__Alıştırma yönergesi__
Lütfen "question-number: 1. <box>227" geçen satırdan başlayıp "question-options <box>227 1911" geçen satır da dahil olmak üzere bu satırları yeniden yazın; "question-number" ifadesini "item-number" olarak değiştirin, geri kalan her şeyi olduğu gibi bırakın.

Kaydedilmiş veriler
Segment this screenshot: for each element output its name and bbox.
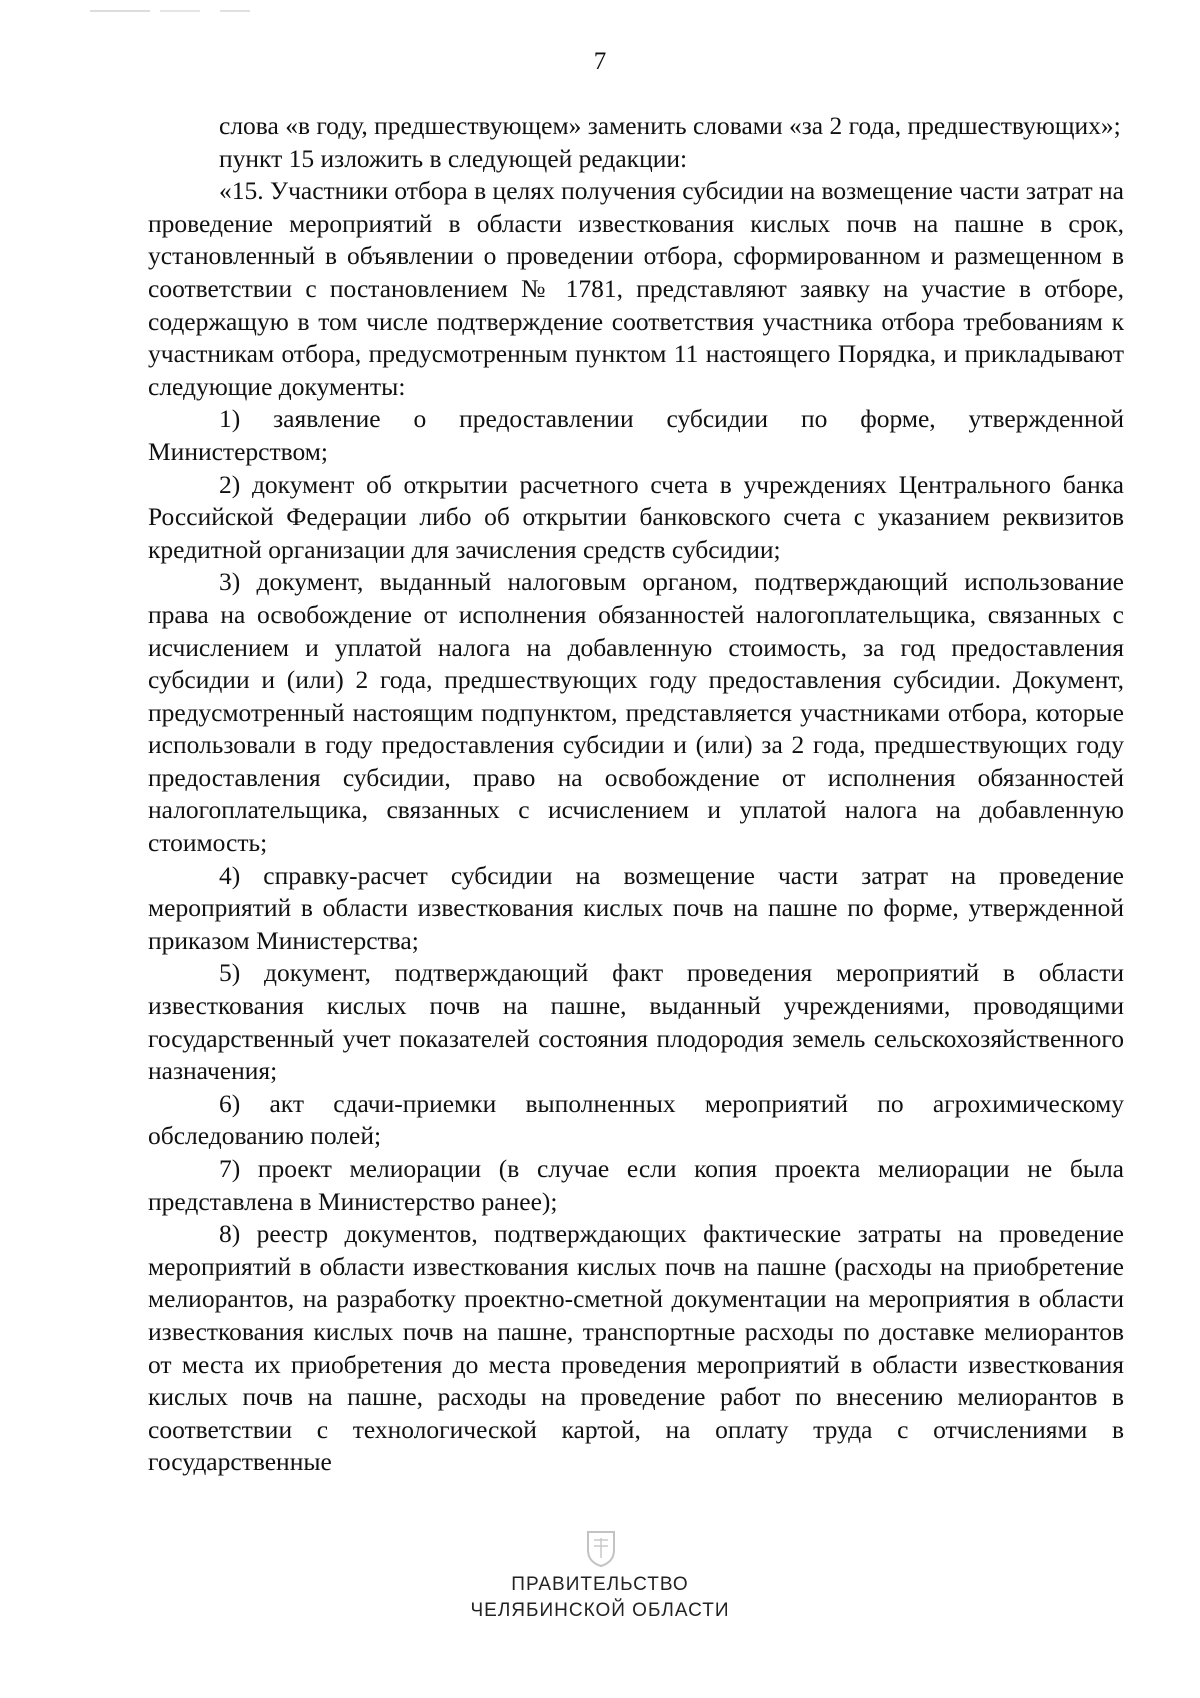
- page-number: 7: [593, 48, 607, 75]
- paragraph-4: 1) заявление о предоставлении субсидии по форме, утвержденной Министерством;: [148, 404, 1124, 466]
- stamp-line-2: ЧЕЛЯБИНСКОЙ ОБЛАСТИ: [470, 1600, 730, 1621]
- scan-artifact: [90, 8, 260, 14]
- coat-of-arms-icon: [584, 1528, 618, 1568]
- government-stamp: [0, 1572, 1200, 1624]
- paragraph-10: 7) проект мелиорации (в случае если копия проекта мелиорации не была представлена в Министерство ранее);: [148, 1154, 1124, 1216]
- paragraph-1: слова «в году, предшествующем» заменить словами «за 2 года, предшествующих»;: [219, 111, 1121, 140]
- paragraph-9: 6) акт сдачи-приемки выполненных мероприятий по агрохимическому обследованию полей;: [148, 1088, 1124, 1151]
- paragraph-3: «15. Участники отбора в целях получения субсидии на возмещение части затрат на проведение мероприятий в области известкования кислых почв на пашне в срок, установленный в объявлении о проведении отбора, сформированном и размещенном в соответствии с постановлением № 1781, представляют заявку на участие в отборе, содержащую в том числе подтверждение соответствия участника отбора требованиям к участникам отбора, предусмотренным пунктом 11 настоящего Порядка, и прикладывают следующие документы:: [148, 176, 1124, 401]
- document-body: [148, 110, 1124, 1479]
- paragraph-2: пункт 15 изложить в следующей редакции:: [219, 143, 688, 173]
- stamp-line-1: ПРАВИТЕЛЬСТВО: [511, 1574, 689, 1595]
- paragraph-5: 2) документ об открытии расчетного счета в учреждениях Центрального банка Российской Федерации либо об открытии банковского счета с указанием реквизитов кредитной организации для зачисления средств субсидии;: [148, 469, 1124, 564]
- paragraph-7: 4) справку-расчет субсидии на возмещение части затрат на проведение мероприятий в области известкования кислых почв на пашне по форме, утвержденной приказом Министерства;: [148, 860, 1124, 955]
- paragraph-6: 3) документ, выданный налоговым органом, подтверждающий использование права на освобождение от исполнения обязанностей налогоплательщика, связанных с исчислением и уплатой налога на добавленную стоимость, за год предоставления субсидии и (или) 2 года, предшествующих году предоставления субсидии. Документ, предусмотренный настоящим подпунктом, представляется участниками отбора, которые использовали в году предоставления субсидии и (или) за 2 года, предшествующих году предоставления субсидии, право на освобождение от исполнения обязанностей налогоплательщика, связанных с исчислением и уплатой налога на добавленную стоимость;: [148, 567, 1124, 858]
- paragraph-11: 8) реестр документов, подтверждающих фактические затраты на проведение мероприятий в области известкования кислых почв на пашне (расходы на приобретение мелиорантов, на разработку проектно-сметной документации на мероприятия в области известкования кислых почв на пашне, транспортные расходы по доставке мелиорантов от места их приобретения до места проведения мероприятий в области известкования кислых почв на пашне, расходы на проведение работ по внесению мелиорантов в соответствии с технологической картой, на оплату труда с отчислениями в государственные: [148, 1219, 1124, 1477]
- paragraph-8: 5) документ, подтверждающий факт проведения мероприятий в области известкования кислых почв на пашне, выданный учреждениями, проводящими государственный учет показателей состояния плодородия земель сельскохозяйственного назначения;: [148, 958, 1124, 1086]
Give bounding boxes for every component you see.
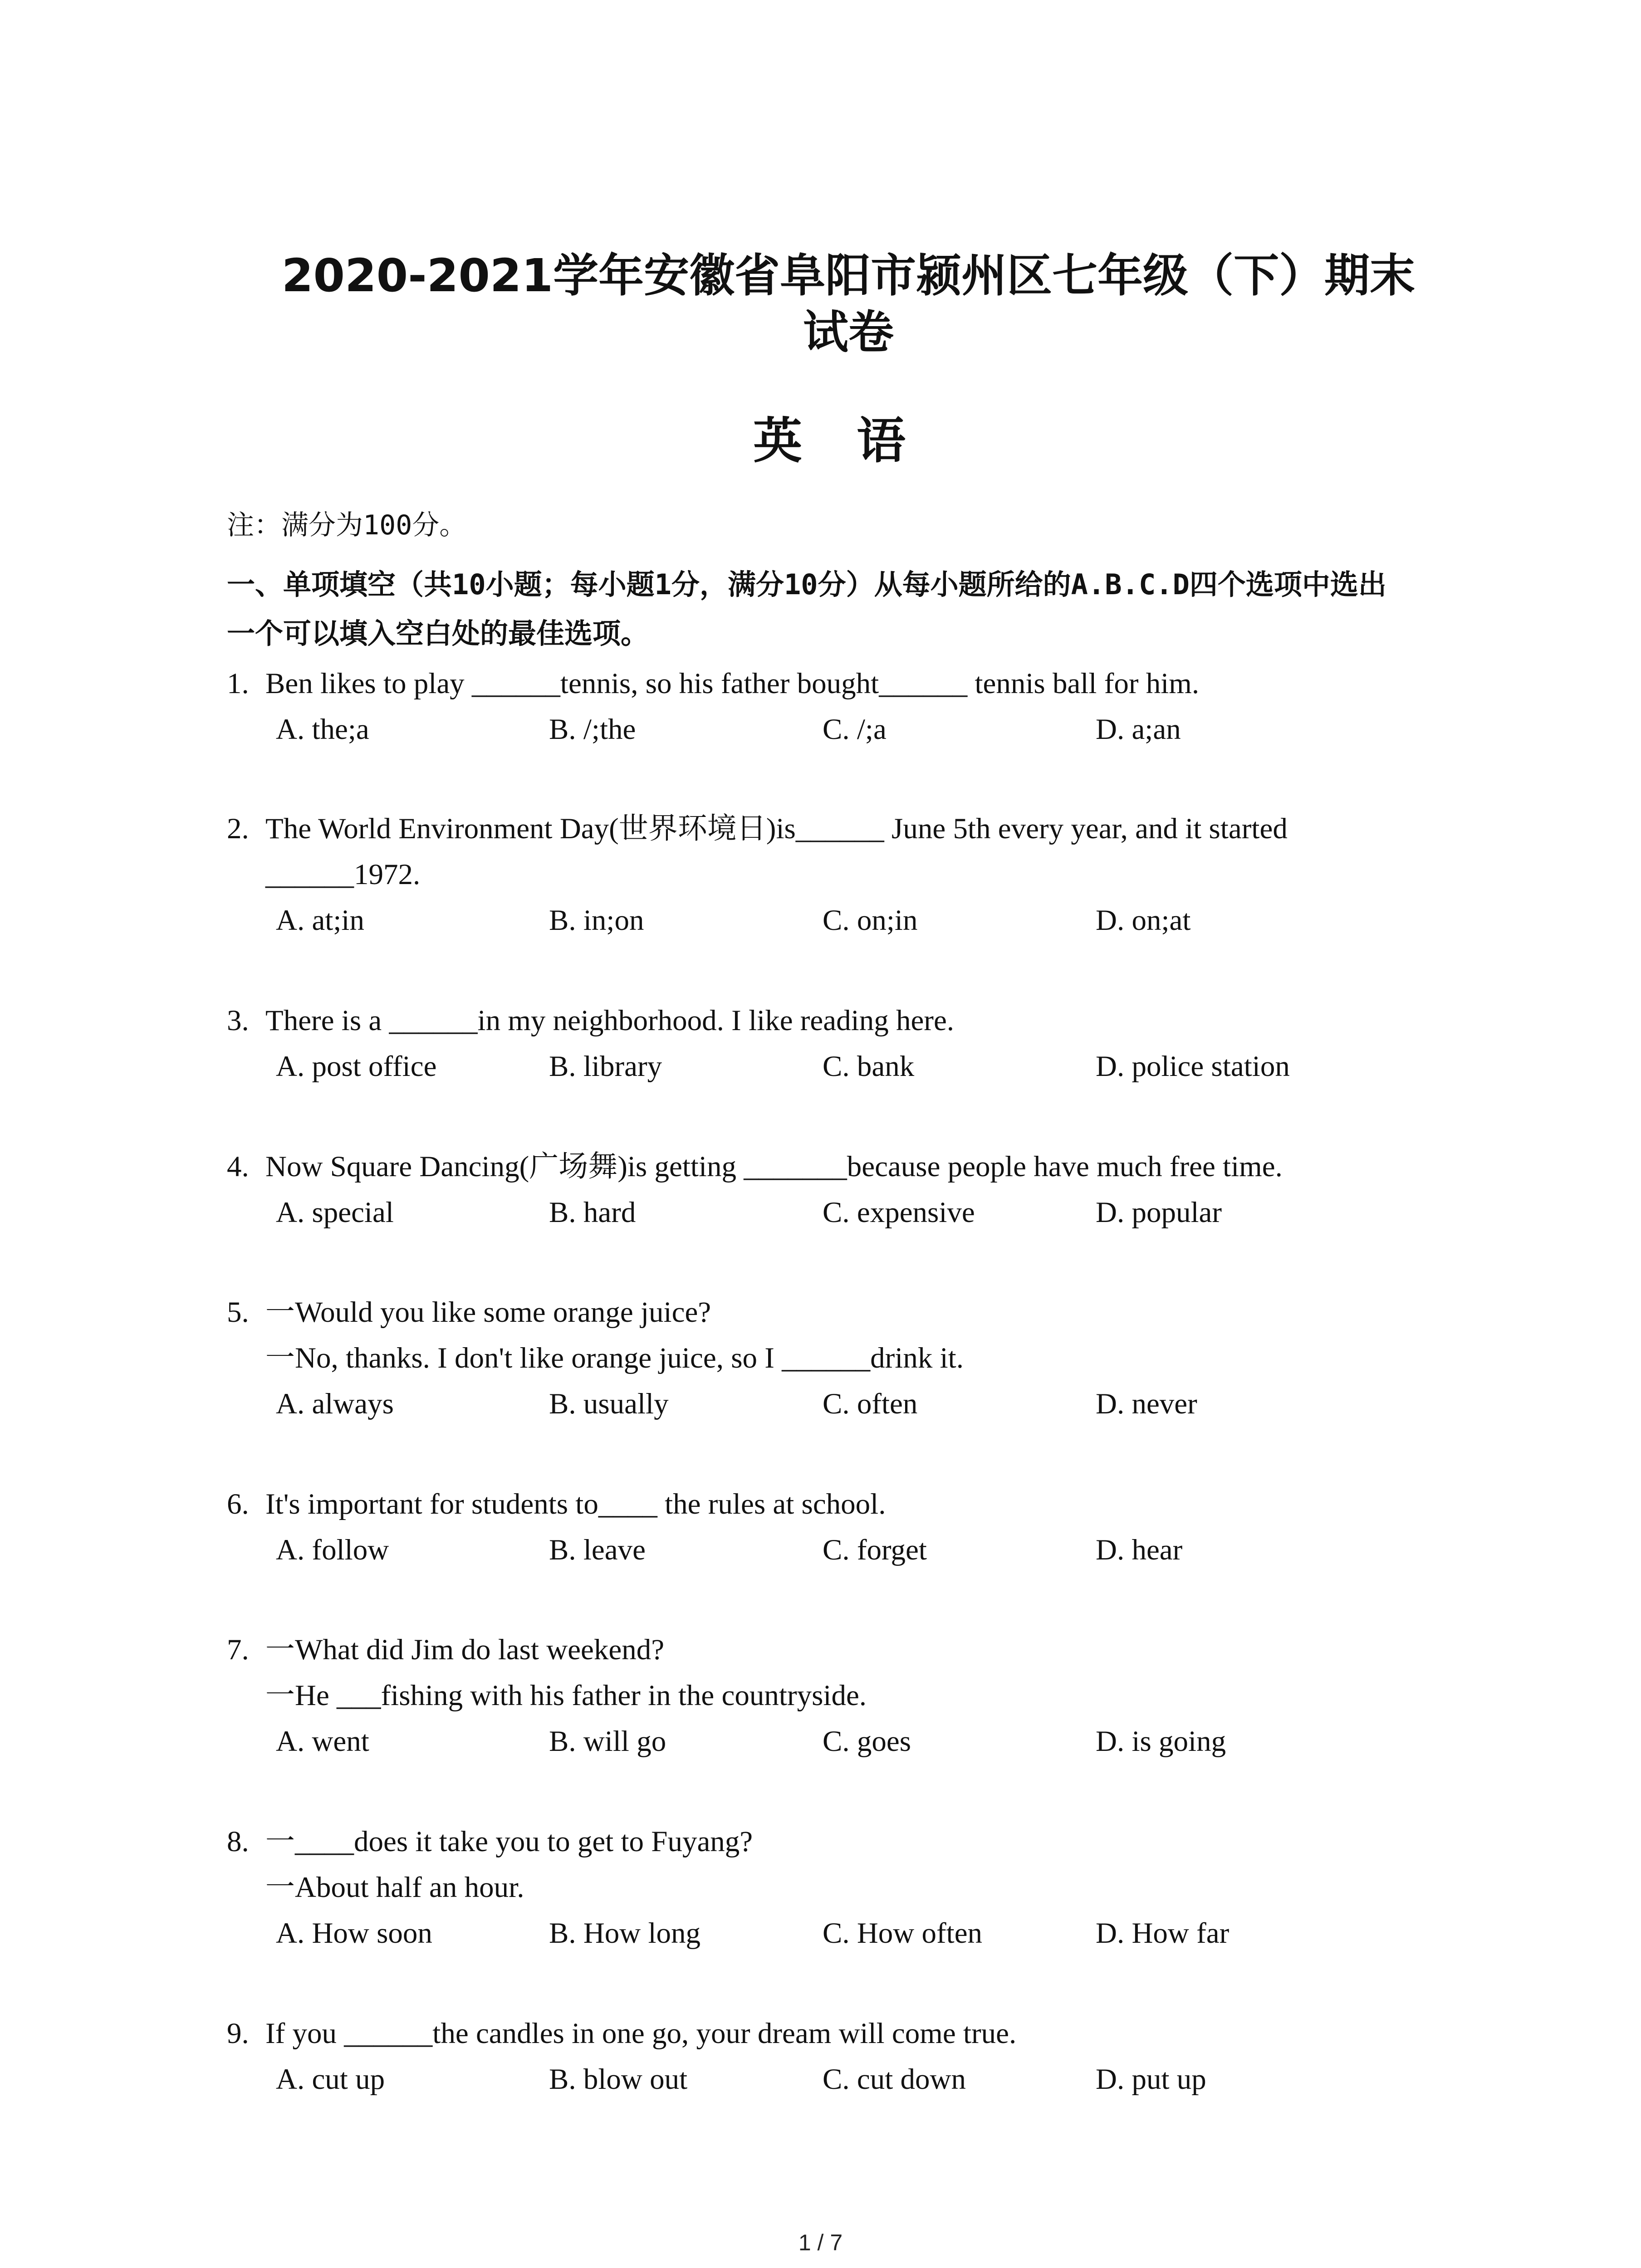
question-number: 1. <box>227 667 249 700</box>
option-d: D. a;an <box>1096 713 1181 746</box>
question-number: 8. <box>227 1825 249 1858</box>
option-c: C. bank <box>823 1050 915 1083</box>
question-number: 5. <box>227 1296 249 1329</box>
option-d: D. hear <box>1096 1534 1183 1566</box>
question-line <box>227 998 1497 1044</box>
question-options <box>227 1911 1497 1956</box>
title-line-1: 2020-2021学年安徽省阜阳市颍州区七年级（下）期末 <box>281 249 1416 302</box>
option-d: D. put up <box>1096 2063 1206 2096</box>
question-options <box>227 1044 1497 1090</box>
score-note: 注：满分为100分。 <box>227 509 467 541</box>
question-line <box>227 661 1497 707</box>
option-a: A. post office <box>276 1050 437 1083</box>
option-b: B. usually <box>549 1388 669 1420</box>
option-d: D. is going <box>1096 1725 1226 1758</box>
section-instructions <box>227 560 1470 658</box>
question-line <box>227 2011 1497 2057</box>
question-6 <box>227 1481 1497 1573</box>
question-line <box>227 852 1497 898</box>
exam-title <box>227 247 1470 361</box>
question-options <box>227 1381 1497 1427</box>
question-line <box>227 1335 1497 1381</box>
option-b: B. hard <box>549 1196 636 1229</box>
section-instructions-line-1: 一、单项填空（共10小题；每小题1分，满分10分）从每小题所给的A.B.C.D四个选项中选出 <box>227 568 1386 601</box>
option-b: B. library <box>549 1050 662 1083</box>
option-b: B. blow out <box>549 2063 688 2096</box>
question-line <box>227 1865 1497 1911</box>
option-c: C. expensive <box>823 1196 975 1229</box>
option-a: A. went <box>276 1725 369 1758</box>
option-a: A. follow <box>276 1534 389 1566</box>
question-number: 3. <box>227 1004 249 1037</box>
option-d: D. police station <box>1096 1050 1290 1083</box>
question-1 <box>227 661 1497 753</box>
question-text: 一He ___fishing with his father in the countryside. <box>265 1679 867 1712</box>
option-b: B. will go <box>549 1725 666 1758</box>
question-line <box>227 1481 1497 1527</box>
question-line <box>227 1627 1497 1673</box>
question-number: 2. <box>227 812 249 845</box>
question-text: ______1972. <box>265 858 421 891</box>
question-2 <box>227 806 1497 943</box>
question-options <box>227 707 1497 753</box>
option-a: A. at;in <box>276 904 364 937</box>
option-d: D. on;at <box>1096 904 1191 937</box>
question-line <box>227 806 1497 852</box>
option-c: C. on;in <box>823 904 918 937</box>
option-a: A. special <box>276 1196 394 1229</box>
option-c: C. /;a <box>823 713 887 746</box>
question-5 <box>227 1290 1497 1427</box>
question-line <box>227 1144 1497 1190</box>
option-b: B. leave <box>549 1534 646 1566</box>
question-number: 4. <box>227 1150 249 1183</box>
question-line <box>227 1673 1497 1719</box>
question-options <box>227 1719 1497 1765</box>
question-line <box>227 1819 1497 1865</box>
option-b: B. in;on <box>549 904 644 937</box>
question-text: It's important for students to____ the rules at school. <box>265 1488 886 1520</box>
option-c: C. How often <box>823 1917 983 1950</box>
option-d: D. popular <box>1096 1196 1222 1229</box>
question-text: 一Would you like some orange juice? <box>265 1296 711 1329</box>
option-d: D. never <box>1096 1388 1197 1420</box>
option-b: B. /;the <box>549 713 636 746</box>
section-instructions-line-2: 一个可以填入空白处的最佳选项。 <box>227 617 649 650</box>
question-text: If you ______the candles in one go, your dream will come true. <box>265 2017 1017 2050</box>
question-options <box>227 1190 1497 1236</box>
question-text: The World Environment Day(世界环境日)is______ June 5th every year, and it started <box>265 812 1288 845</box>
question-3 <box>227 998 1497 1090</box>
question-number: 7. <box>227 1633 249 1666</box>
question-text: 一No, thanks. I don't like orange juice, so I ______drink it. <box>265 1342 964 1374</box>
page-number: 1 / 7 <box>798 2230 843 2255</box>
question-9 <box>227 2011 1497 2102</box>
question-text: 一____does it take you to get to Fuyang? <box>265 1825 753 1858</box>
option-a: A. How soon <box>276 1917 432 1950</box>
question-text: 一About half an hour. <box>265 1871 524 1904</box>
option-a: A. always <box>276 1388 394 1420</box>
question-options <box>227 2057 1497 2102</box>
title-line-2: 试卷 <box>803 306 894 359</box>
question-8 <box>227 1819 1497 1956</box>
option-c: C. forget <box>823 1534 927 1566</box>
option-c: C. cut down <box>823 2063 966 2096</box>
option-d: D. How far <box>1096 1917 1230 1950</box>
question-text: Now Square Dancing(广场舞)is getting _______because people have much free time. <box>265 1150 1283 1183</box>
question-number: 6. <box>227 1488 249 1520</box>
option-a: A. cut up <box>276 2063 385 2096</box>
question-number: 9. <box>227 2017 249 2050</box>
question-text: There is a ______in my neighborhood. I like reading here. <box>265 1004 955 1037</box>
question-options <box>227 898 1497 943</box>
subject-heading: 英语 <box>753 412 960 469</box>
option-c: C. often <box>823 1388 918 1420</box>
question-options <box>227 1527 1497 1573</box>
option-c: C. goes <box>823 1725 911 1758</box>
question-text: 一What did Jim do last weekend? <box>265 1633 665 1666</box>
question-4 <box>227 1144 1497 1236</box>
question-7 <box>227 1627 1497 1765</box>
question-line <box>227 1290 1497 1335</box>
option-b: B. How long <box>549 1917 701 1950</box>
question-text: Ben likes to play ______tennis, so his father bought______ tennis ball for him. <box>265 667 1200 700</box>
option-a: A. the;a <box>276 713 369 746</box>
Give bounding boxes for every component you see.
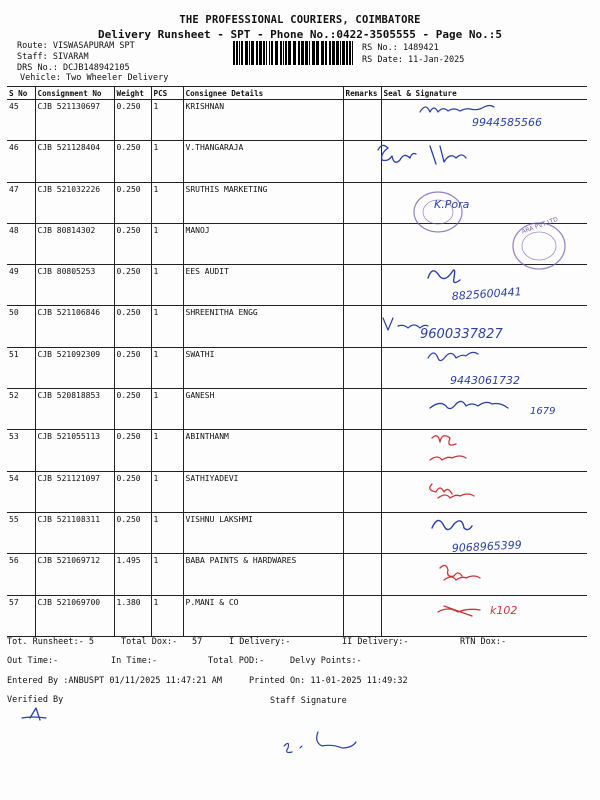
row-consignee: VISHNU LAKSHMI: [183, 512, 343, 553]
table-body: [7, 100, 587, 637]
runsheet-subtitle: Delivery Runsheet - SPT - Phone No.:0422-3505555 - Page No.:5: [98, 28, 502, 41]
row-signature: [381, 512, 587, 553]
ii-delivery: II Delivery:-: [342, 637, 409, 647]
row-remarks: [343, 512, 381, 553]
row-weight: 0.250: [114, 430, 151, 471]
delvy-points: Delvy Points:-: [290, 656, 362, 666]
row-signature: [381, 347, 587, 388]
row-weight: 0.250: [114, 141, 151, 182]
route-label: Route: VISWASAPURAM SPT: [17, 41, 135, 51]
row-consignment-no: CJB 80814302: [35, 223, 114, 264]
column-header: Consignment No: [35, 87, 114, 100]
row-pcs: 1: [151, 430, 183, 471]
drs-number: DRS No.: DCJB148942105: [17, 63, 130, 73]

__Görevin çözümü__
item-number: 1. <box>227 667 249 700</box>
option-d: D. a;an <box>1096 713 1181 746</box>
item-number: 8. <box>227 1825 249 1858</box>
option-c: C. bank <box>823 1050 915 1083</box>
item-number: 5. <box>227 1296 249 1329</box>
option-d: D. hear <box>1096 1534 1183 1566</box>
question-line <box>227 998 1497 1044</box>
question-options <box>227 1911 1497 1956</box>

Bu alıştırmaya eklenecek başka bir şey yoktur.